[Listings of boxed layout items]

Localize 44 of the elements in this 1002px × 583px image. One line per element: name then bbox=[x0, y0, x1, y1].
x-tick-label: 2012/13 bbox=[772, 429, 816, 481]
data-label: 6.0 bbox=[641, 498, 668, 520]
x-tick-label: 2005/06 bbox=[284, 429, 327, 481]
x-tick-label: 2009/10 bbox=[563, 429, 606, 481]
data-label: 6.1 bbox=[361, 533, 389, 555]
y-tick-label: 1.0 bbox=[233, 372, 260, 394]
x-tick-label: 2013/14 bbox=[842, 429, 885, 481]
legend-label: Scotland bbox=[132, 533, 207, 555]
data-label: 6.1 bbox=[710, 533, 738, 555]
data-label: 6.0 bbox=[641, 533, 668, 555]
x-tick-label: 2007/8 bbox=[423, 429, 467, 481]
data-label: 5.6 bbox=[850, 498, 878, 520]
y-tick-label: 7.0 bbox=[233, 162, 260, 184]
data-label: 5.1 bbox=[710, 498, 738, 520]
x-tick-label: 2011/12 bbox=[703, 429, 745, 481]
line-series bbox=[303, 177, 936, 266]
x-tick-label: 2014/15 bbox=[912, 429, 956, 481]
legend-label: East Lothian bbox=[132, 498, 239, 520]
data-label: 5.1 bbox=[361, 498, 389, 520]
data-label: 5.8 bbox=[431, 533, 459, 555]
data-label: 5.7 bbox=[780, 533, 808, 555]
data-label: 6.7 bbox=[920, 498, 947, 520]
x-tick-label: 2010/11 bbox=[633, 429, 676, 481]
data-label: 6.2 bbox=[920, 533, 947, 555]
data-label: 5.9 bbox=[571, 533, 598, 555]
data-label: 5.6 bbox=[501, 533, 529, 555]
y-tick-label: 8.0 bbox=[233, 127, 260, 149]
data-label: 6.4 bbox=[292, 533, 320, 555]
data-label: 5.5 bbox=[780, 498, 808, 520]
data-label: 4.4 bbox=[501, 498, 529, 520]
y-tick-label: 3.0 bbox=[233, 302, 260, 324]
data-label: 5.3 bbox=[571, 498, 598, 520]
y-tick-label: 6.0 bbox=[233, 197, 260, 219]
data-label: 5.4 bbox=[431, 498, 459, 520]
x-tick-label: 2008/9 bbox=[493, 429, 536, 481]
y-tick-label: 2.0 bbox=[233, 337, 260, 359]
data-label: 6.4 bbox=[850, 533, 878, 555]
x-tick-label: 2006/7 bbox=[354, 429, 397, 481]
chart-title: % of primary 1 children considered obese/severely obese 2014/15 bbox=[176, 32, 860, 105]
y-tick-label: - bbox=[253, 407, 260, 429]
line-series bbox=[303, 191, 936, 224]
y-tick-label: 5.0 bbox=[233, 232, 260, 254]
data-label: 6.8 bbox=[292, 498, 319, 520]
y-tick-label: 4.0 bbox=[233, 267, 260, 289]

• [Problem statement] Convert every line of the material above into a numbered list, omitting any blank lines.

• [Response]
1. Localize 44 of the elements in this 1002px × 583px image. One line per element: name then bbox=[x0, y0, x1, y1].
2. x-tick-label: 2012/13 bbox=[772, 429, 816, 481]
3. data-label: 6.0 bbox=[641, 498, 668, 520]
4. x-tick-label: 2005/06 bbox=[284, 429, 327, 481]
5. x-tick-label: 2009/10 bbox=[563, 429, 606, 481]
6. data-label: 6.1 bbox=[361, 533, 389, 555]
7. y-tick-label: 1.0 bbox=[233, 372, 260, 394]
8. x-tick-label: 2013/14 bbox=[842, 429, 885, 481]
9. legend-label: Scotland bbox=[132, 533, 207, 555]
10. data-label: 6.1 bbox=[710, 533, 738, 555]
11. data-label: 6.0 bbox=[641, 533, 668, 555]
12. x-tick-label: 2007/8 bbox=[423, 429, 467, 481]
13. data-label: 5.6 bbox=[850, 498, 878, 520]
14. y-tick-label: 7.0 bbox=[233, 162, 260, 184]
15. data-label: 5.1 bbox=[710, 498, 738, 520]
16. x-tick-label: 2011/12 bbox=[703, 429, 745, 481]
17. line-series bbox=[303, 177, 936, 266]
18. x-tick-label: 2014/15 bbox=[912, 429, 956, 481]
19. legend-label: East Lothian bbox=[132, 498, 239, 520]
20. data-label: 5.1 bbox=[361, 498, 389, 520]
21. data-label: 5.8 bbox=[431, 533, 459, 555]
22. data-label: 5.7 bbox=[780, 533, 808, 555]
23. data-label: 6.7 bbox=[920, 498, 947, 520]
24. x-tick-label: 2010/11 bbox=[633, 429, 676, 481]
25. data-label: 6.2 bbox=[920, 533, 947, 555]
26. data-label: 5.9 bbox=[571, 533, 598, 555]
27. data-label: 5.6 bbox=[501, 533, 529, 555]
28. y-tick-label: 8.0 bbox=[233, 127, 260, 149]
29. data-label: 6.4 bbox=[292, 533, 320, 555]
30. data-label: 5.5 bbox=[780, 498, 808, 520]
31. data-label: 4.4 bbox=[501, 498, 529, 520]
32. y-tick-label: 3.0 bbox=[233, 302, 260, 324]
33. data-label: 5.3 bbox=[571, 498, 598, 520]
34. y-tick-label: 6.0 bbox=[233, 197, 260, 219]
35. data-label: 5.4 bbox=[431, 498, 459, 520]
36. x-tick-label: 2008/9 bbox=[493, 429, 536, 481]
37. y-tick-label: 2.0 bbox=[233, 337, 260, 359]
38. data-label: 6.4 bbox=[850, 533, 878, 555]
39. x-tick-label: 2006/7 bbox=[354, 429, 397, 481]
40. chart-title: % of primary 1 children considered obese/severely obese 2014/15 bbox=[176, 32, 860, 105]
41. y-tick-label: - bbox=[253, 407, 260, 429]
42. line-series bbox=[303, 191, 936, 224]
43. y-tick-label: 5.0 bbox=[233, 232, 260, 254]
44. data-label: 6.8 bbox=[292, 498, 319, 520]
45. y-tick-label: 4.0 bbox=[233, 267, 260, 289]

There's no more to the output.